Your instructions: Wherever the string "from" appears in a line, extract that line.

Data in this exercise:
-- START --

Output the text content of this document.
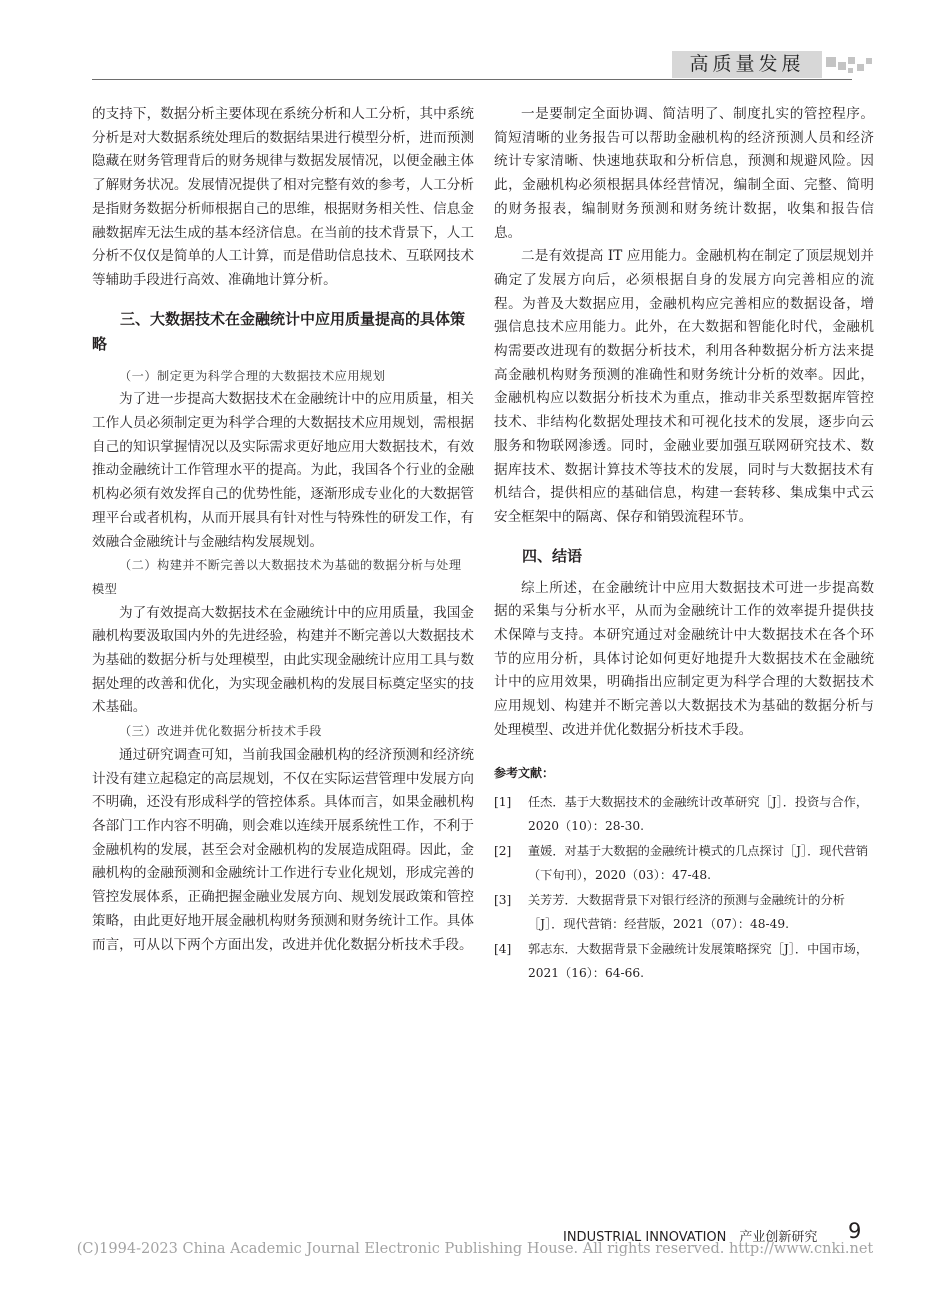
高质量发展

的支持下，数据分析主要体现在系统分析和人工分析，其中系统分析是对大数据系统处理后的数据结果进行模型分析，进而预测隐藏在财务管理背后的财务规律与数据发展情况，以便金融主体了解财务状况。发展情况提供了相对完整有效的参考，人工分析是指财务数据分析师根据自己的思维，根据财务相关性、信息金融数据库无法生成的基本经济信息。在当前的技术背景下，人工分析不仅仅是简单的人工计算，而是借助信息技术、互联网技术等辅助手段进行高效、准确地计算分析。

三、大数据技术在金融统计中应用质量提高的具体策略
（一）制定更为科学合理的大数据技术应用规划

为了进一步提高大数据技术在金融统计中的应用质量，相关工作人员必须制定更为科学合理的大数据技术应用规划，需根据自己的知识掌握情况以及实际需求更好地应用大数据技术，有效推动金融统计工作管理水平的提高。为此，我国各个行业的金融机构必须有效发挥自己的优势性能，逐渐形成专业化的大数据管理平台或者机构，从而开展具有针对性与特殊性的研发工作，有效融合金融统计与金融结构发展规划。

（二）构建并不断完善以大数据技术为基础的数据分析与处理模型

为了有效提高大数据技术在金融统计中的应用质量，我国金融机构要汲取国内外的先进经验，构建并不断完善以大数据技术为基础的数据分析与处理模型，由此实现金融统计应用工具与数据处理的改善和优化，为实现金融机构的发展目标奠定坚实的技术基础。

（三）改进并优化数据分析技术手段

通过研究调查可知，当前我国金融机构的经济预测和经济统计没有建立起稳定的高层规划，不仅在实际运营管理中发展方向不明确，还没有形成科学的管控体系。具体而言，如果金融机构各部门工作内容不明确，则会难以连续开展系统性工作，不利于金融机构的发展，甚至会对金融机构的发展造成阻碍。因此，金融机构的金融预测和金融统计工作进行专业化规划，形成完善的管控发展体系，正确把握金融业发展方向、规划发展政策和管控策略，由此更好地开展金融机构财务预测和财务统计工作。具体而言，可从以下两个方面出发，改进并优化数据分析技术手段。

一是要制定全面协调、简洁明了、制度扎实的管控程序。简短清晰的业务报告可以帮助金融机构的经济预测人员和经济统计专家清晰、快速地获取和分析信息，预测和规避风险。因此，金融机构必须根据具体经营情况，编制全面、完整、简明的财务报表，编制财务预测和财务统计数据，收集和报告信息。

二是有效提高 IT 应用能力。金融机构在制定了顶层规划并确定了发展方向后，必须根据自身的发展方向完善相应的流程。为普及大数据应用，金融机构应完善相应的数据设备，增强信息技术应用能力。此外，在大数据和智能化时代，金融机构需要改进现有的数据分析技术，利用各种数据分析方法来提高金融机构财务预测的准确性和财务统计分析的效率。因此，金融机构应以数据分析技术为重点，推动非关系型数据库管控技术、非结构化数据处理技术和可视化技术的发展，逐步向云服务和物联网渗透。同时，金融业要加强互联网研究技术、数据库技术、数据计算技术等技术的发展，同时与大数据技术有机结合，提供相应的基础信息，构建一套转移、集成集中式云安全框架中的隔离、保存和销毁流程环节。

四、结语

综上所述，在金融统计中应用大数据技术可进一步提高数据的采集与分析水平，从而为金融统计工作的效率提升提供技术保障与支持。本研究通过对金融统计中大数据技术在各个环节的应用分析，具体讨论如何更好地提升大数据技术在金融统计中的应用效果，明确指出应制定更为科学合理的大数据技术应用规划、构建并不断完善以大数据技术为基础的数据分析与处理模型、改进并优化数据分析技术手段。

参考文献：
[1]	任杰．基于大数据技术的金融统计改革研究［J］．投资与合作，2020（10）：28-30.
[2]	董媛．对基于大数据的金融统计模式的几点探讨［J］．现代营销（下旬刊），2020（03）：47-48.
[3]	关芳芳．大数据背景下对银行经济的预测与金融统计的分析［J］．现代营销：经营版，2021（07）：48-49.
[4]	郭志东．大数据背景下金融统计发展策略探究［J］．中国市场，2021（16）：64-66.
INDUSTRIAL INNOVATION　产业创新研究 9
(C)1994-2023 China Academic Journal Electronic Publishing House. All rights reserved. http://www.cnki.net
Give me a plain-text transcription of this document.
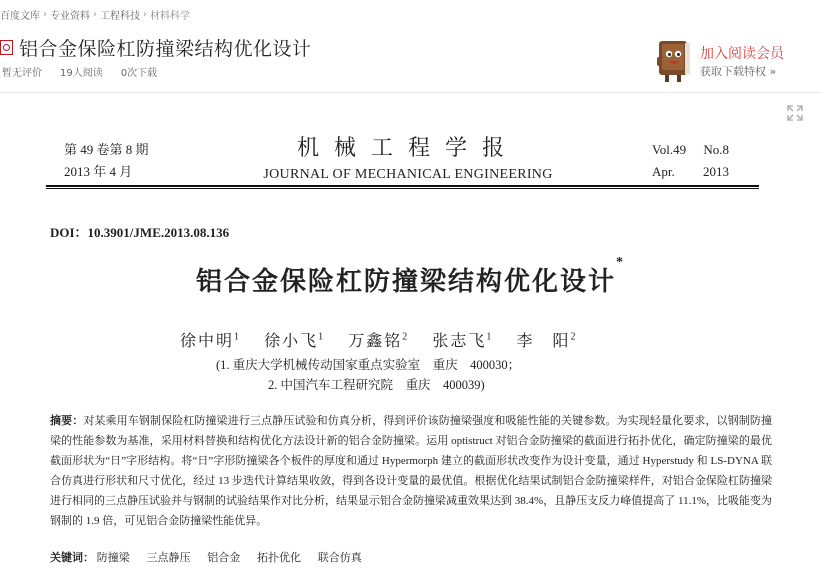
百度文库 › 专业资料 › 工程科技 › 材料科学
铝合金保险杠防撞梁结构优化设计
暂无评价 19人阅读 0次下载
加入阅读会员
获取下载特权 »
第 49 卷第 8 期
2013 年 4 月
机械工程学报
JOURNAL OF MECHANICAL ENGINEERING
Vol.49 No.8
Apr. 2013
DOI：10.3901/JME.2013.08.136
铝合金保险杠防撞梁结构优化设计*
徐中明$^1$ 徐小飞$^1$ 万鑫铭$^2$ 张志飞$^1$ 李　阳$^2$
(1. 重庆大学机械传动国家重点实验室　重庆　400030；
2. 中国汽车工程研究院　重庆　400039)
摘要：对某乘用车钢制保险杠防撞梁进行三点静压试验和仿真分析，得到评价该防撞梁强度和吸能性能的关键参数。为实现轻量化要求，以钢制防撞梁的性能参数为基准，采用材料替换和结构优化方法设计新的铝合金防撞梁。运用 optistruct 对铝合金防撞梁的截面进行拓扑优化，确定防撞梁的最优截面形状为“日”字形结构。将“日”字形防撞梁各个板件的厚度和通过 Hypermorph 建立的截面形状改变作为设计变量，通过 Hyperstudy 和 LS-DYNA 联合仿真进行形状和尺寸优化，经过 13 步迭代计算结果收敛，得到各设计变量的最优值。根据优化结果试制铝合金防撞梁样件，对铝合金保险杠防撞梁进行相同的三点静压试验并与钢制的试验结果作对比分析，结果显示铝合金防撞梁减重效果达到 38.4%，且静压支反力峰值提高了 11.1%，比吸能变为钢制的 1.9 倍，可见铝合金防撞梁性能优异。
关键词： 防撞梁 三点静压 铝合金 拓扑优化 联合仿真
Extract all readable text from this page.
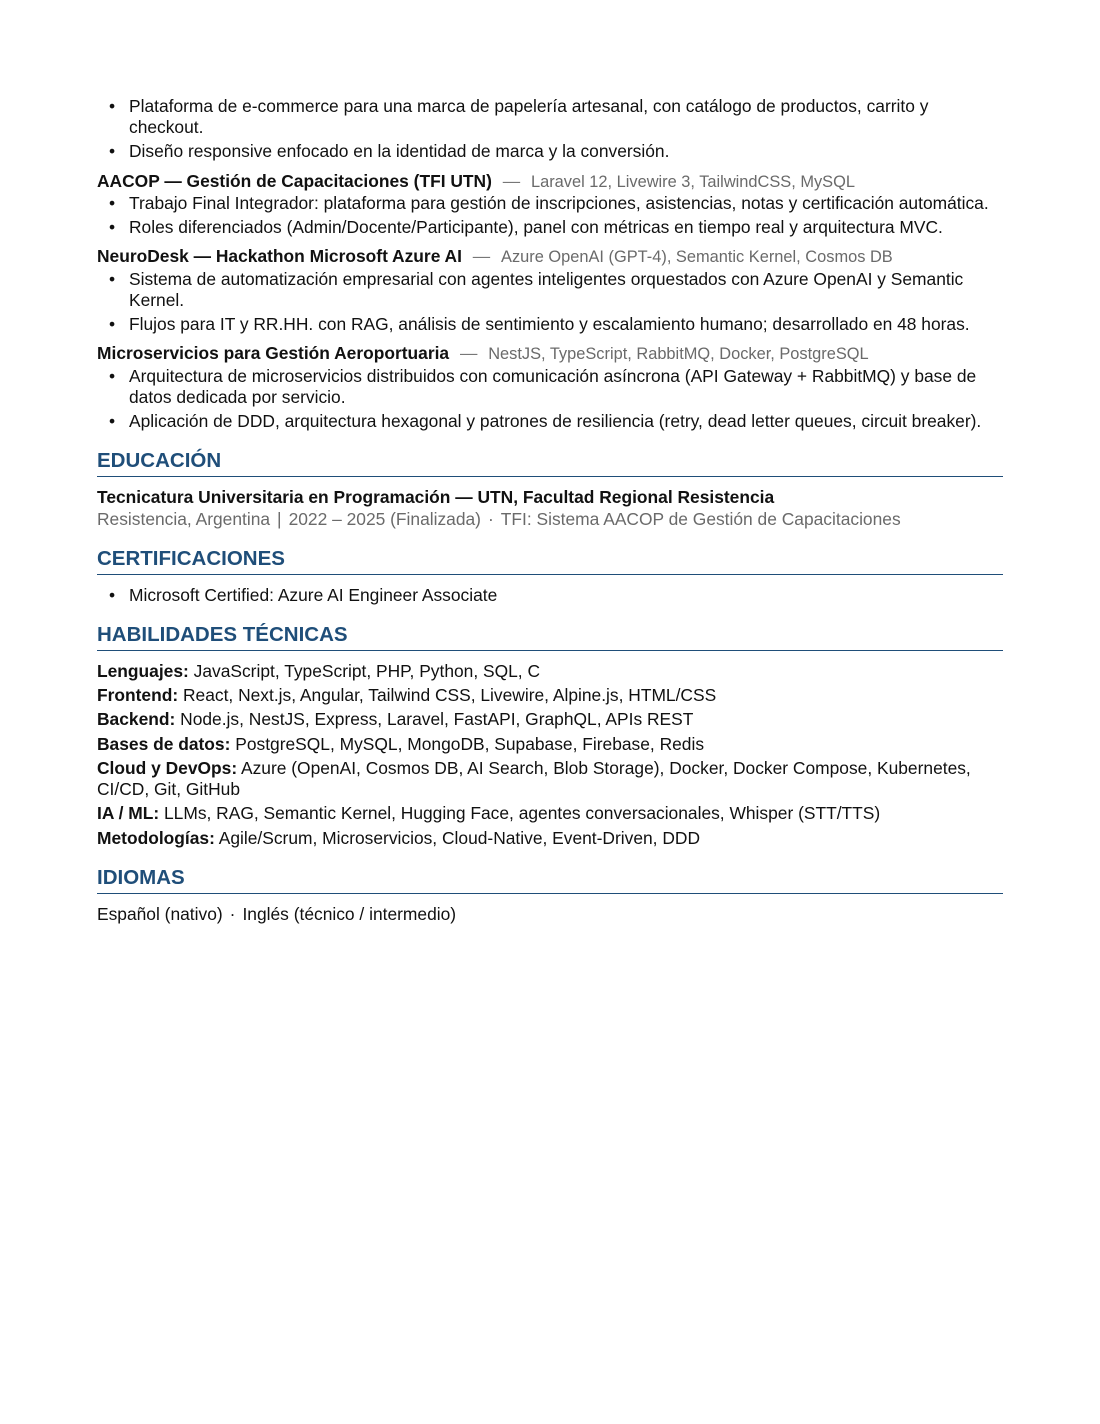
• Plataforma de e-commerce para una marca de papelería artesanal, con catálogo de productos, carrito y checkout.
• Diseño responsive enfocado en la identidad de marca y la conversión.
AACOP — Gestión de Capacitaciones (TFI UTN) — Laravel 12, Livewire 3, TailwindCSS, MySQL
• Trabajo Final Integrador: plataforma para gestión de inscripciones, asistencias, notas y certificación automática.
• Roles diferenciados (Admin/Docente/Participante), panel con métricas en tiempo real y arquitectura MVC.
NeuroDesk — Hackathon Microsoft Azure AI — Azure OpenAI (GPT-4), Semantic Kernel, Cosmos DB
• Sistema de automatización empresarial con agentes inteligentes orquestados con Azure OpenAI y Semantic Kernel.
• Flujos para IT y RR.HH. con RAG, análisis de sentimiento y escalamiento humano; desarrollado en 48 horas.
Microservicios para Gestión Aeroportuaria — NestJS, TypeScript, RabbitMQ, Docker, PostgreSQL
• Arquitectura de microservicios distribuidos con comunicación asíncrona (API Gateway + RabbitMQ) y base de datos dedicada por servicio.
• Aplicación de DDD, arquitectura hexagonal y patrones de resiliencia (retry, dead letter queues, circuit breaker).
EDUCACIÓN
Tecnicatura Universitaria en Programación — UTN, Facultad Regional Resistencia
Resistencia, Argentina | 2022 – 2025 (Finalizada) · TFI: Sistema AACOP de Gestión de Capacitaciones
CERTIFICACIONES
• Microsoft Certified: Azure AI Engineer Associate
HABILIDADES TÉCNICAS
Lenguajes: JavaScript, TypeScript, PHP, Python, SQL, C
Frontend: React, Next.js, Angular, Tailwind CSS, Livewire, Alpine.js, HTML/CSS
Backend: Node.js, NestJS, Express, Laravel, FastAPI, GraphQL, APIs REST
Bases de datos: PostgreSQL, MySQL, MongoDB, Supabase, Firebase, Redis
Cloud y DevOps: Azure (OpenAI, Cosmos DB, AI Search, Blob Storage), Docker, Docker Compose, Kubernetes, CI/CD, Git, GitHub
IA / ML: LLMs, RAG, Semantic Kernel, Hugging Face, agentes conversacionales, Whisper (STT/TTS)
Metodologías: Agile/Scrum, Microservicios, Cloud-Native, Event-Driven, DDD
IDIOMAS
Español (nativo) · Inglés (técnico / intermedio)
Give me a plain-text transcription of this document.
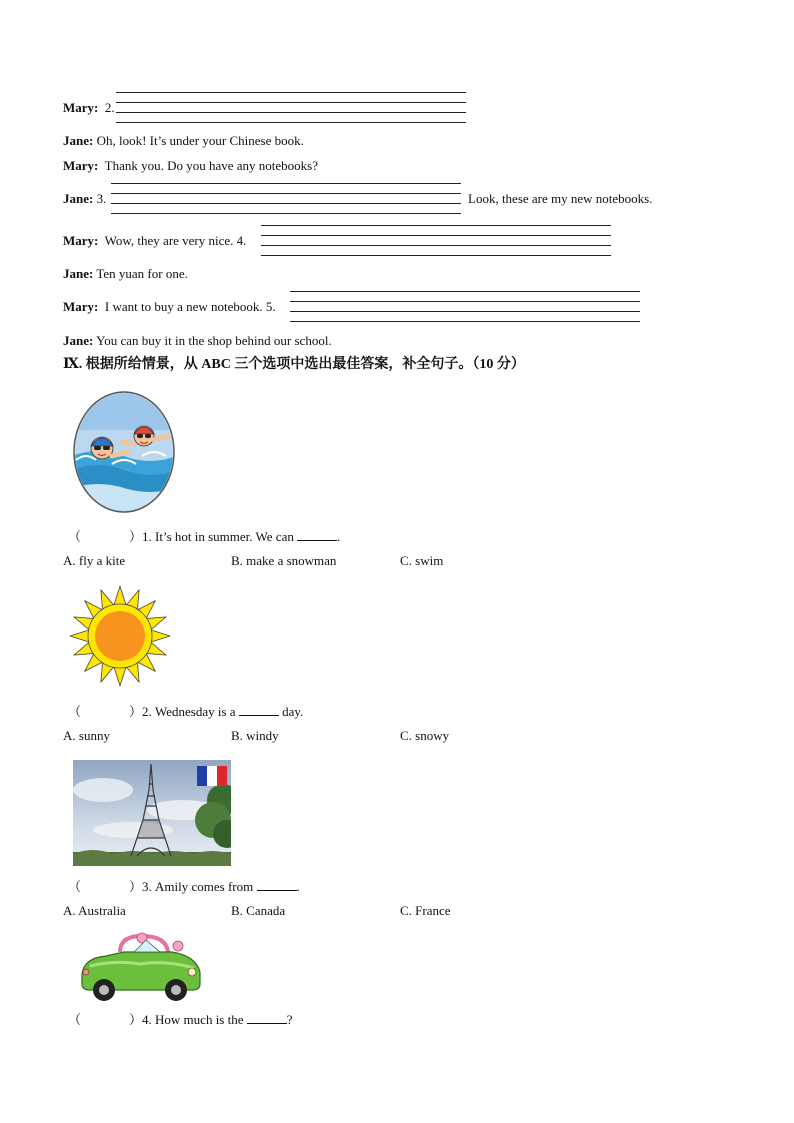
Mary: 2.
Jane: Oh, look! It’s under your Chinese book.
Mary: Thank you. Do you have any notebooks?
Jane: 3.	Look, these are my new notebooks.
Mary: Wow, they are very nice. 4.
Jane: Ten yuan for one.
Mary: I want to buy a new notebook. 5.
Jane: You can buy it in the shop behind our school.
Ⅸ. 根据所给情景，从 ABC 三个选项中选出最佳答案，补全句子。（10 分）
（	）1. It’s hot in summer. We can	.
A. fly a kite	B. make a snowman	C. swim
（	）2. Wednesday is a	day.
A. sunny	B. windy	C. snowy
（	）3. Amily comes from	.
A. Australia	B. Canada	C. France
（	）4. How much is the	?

-- END --

Result of this task:
Extract all readable text from this page.
（	）3. Amily comes from	.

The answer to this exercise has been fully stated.